== THE INPUT ==
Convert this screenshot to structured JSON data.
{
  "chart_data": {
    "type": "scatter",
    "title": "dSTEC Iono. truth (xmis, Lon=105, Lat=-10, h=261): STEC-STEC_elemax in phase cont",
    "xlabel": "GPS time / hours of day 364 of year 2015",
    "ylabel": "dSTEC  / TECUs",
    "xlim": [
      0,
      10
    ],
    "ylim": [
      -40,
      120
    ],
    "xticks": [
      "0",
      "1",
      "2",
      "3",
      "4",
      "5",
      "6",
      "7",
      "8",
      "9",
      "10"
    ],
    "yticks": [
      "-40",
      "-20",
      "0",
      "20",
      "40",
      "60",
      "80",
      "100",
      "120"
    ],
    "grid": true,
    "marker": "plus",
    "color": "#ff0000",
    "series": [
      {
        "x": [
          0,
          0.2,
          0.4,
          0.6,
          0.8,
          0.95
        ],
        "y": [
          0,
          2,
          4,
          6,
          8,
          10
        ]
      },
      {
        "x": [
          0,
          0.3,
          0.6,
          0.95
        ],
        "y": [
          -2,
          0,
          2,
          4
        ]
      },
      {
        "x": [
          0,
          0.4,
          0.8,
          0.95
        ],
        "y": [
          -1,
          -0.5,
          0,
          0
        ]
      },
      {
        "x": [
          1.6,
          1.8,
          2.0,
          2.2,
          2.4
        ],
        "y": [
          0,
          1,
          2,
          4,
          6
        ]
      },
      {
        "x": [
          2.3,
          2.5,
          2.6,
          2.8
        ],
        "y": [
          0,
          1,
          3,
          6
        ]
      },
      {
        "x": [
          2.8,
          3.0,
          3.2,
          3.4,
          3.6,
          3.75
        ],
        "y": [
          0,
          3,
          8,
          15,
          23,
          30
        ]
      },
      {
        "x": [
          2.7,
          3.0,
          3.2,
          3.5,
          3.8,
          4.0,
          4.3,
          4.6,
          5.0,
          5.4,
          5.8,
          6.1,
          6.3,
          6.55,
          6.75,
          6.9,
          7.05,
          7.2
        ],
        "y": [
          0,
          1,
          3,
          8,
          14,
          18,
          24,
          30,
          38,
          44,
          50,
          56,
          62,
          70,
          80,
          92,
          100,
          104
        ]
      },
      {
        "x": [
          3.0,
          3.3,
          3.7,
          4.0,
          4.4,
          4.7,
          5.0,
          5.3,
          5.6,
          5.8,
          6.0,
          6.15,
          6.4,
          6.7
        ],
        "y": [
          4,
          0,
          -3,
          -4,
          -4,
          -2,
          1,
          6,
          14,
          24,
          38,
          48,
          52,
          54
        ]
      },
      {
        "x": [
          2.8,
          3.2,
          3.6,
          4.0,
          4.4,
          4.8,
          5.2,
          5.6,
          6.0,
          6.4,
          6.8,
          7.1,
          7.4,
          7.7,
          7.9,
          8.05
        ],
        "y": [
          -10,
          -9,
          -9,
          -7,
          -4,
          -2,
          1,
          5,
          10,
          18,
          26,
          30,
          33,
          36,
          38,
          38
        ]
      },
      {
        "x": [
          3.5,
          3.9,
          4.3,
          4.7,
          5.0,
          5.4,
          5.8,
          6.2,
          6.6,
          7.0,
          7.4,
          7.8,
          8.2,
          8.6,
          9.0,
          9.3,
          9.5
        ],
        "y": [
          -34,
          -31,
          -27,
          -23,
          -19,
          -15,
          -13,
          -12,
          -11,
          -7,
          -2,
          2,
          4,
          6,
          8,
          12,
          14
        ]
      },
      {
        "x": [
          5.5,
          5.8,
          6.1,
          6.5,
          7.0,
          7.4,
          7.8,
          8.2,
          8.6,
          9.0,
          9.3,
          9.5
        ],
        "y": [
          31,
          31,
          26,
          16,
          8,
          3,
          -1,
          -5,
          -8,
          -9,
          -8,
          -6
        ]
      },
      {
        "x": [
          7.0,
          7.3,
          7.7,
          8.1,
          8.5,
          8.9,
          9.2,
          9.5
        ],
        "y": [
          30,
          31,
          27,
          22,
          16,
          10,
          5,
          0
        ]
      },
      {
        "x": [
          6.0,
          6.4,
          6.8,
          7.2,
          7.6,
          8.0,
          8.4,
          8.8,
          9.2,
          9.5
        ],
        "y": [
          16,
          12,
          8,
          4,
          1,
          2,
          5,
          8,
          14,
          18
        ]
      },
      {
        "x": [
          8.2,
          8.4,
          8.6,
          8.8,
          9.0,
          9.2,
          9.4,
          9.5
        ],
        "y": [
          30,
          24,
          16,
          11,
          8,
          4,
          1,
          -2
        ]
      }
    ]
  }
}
===
• TASK OBJECTIVE
Reproduce all the records precisely.

• RESULT
Convert this screenshot to structured JSON data.
{
  "chart_data": {
    "type": "scatter",
    "title": "dSTEC Iono. truth (xmis, Lon=105, Lat=-10, h=261): STEC-STEC_elemax in phase cont",
    "xlabel": "GPS time / hours of day 364 of year 2015",
    "ylabel": "dSTEC  / TECUs",
    "xlim": [
      0,
      10
    ],
    "ylim": [
      -40,
      120
    ],
    "xticks": [
      "0",
      "1",
      "2",
      "3",
      "4",
      "5",
      "6",
      "7",
      "8",
      "9",
      "10"
    ],
    "yticks": [
      "-40",
      "-20",
      "0",
      "20",
      "40",
      "60",
      "80",
      "100",
      "120"
    ],
    "grid": true,
    "marker": "plus",
    "color": "#ff0000",
    "series": [
      {
        "x": [
          0,
          0.2,
          0.4,
          0.6,
          0.8,
          0.95
        ],
        "y": [
          0,
          2,
          4,
          6,
          8,
          10
        ]
      },
      {
        "x": [
          0,
          0.3,
          0.6,
          0.95
        ],
        "y": [
          -2,
          0,
          2,
          4
        ]
      },
      {
        "x": [
          0,
          0.4,
          0.8,
          0.95
        ],
        "y": [
          -1,
          -0.5,
          0,
          0
        ]
      },
      {
        "x": [
          1.6,
          1.8,
          2.0,
          2.2,
          2.4
        ],
        "y": [
          0,
          1,
          2,
          4,
          6
        ]
      },
      {
        "x": [
          2.3,
          2.5,
          2.6,
          2.8
        ],
        "y": [
          0,
          1,
          3,
          6
        ]
      },
      {
        "x": [
          2.8,
          3.0,
          3.2,
          3.4,
          3.6,
          3.75
        ],
        "y": [
          0,
          3,
          8,
          15,
          23,
          30
        ]
      },
      {
        "x": [
          2.7,
          3.0,
          3.2,
          3.5,
          3.8,
          4.0,
          4.3,
          4.6,
          5.0,
          5.4,
          5.8,
          6.1,
          6.3,
          6.55,
          6.75,
          6.9,
          7.05,
          7.2
        ],
        "y": [
          0,
          1,
          3,
          8,
          14,
          18,
          24,
          30,
          38,
          44,
          50,
          56,
          62,
          70,
          80,
          92,
          100,
          104
        ]
      },
      {
        "x": [
          3.0,
          3.3,
          3.7,
          4.0,
          4.4,
          4.7,
          5.0,
          5.3,
          5.6,
          5.8,
          6.0,
          6.15,
          6.4,
          6.7
        ],
        "y": [
          4,
          0,
          -3,
          -4,
          -4,
          -2,
          1,
          6,
          14,
          24,
          38,
          48,
          52,
          54
        ]
      },
      {
        "x": [
          2.8,
          3.2,
          3.6,
          4.0,
          4.4,
          4.8,
          5.2,
          5.6,
          6.0,
          6.4,
          6.8,
          7.1,
          7.4,
          7.7,
          7.9,
          8.05
        ],
        "y": [
          -10,
          -9,
          -9,
          -7,
          -4,
          -2,
          1,
          5,
          10,
          18,
          26,
          30,
          33,
          36,
          38,
          38
        ]
      },
      {
        "x": [
          3.5,
          3.9,
          4.3,
          4.7,
          5.0,
          5.4,
          5.8,
          6.2,
          6.6,
          7.0,
          7.4,
          7.8,
          8.2,
          8.6,
          9.0,
          9.3,
          9.5
        ],
        "y": [
          -34,
          -31,
          -27,
          -23,
          -19,
          -15,
          -13,
          -12,
          -11,
          -7,
          -2,
          2,
          4,
          6,
          8,
          12,
          14
        ]
      },
      {
        "x": [
          5.5,
          5.8,
          6.1,
          6.5,
          7.0,
          7.4,
          7.8,
          8.2,
          8.6,
          9.0,
          9.3,
          9.5
        ],
        "y": [
          31,
          31,
          26,
          16,
          8,
          3,
          -1,
          -5,
          -8,
          -9,
          -8,
          -6
        ]
      },
      {
        "x": [
          7.0,
          7.3,
          7.7,
          8.1,
          8.5,
          8.9,
          9.2,
          9.5
        ],
        "y": [
          30,
          31,
          27,
          22,
          16,
          10,
          5,
          0
        ]
      },
      {
        "x": [
          6.0,
          6.4,
          6.8,
          7.2,
          7.6,
          8.0,
          8.4,
          8.8,
          9.2,
          9.5
        ],
        "y": [
          16,
          12,
          8,
          4,
          1,
          2,
          5,
          8,
          14,
          18
        ]
      },
      {
        "x": [
          8.2,
          8.4,
          8.6,
          8.8,
          9.0,
          9.2,
          9.4,
          9.5
        ],
        "y": [
          30,
          24,
          16,
          11,
          8,
          4,
          1,
          -2
        ]
      }
    ]
  }
}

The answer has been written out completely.